> JOB:
Answer with nothing except the number of lines that contain the word "this".

> SOURCE MATERIAL:
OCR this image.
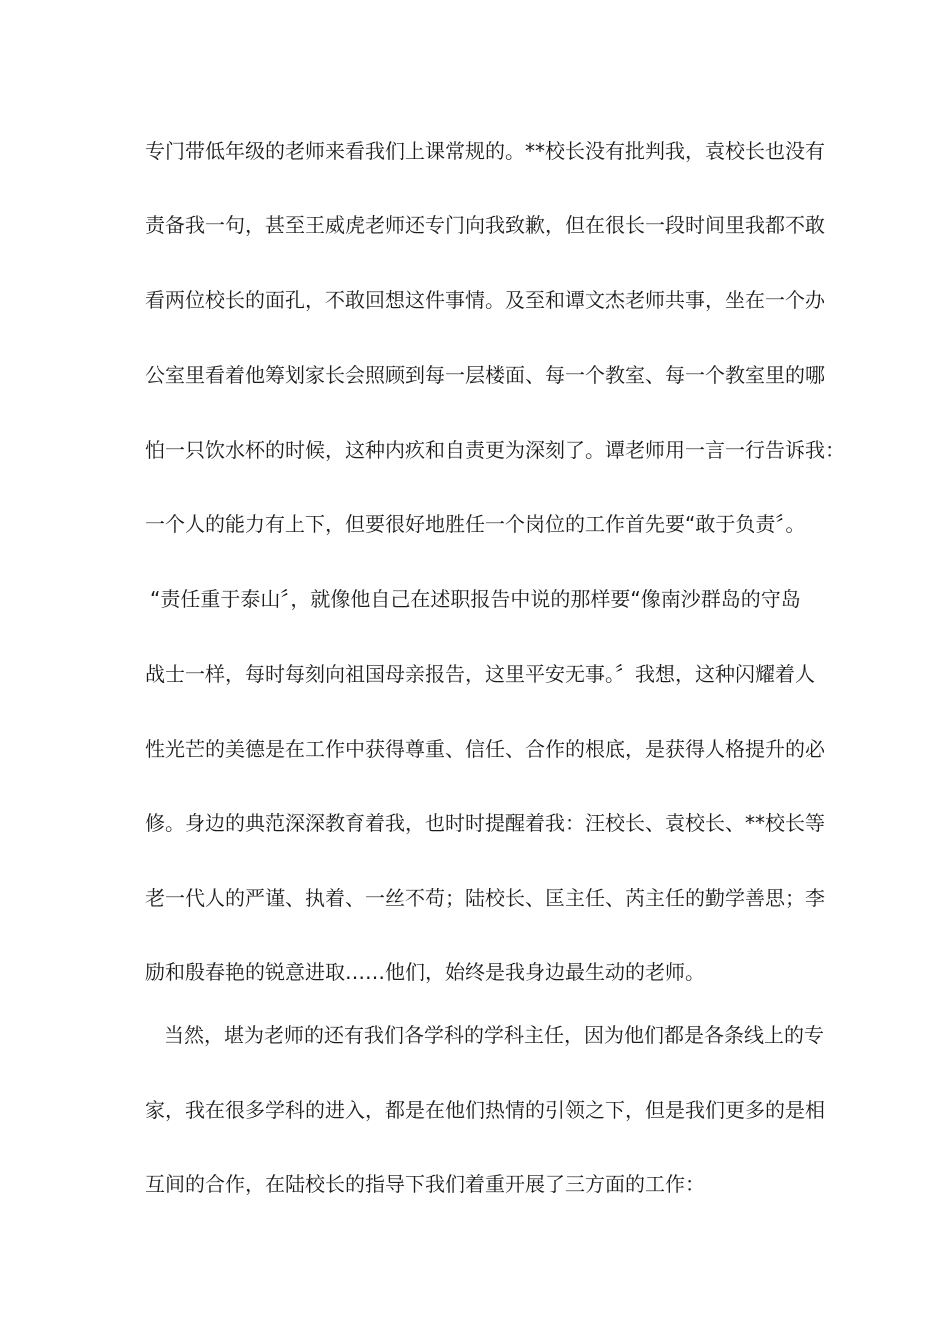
专门带低年级的老师来看我们上课常规的。**校长没有批判我，袁校长也没有
责备我一句，甚至王威虎老师还专门向我致歉，但在很长一段时间里我都不敢
看两位校长的面孔，不敢回想这件事情。及至和谭文杰老师共事，坐在一个办
公室里看着他筹划家长会照顾到每一层楼面、每一个教室、每一个教室里的哪
怕一只饮水杯的时候，这种内疚和自责更为深刻了。谭老师用一言一行告诉我：
一个人的能力有上下，但要很好地胜任一个岗位的工作首先要“敢于负责〞。
“责任重于泰山〞，就像他自己在述职报告中说的那样要“像南沙群岛的守岛
战士一样，每时每刻向祖国母亲报告，这里平安无事。〞我想，这种闪耀着人
性光芒的美德是在工作中获得尊重、信任、合作的根底，是获得人格提升的必
修。身边的典范深深教育着我，也时时提醒着我：汪校长、袁校长、**校长等
老一代人的严谨、执着、一丝不苟；陆校长、匡主任、芮主任的勤学善思；李
励和殷春艳的锐意进取……他们，始终是我身边最生动的老师。
当然，堪为老师的还有我们各学科的学科主任，因为他们都是各条线上的专
家，我在很多学科的进入，都是在他们热情的引领之下，但是我们更多的是相
互间的合作，在陆校长的指导下我们着重开展了三方面的工作：
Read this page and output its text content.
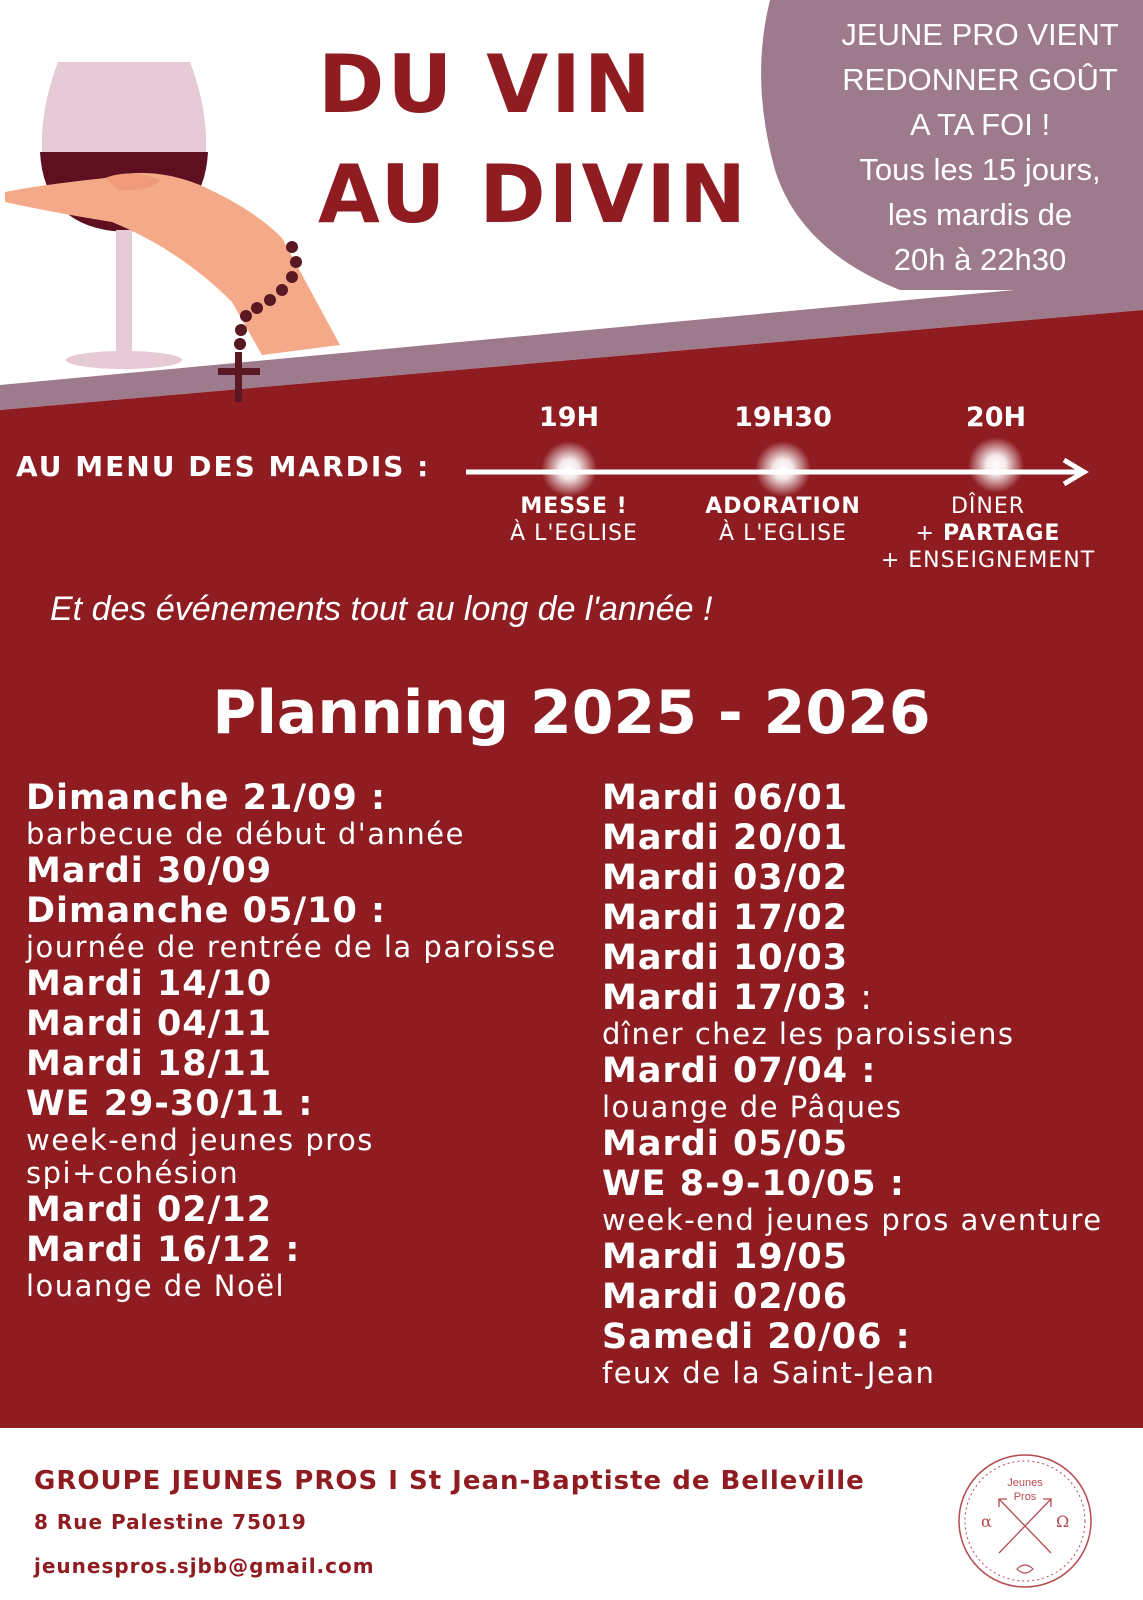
DU VIN
AU DIVIN
JEUNE PRO VIENT
REDONNER GOÛT
A TA FOI !
Tous les 15 jours,
les mardis de
20h à 22h30
AU MENU DES MARDIS :
19H	19H30	20H
MESSE !
À L'EGLISE
ADORATION
À L'EGLISE
DÎNER
+ PARTAGE
+ ENSEIGNEMENT
Et des événements tout au long de l'année !
Planning 2025 - 2026
Dimanche 21/09 :
barbecue de début d'année
Mardi 30/09
Dimanche 05/10 :
journée de rentrée de la paroisse
Mardi 14/10
Mardi 04/11
Mardi 18/11
WE 29-30/11 :
week-end jeunes pros spi+cohésion
Mardi 02/12
Mardi 16/12 :
louange de Noël
Mardi 06/01
Mardi 20/01
Mardi 03/02
Mardi 17/02
Mardi 10/03
Mardi 17/03 :
dîner chez les paroissiens
Mardi 07/04 :
louange de Pâques
Mardi 05/05
WE 8-9-10/05 :
week-end jeunes pros aventure
Mardi 19/05
Mardi 02/06
Samedi 20/06 :
feux de la Saint-Jean
GROUPE JEUNES PROS I St Jean-Baptiste de Belleville
8 Rue Palestine 75019
jeunespros.sjbb@gmail.com
Jeunes
Pros
α	Ω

> COMPLETE ANSWER:
2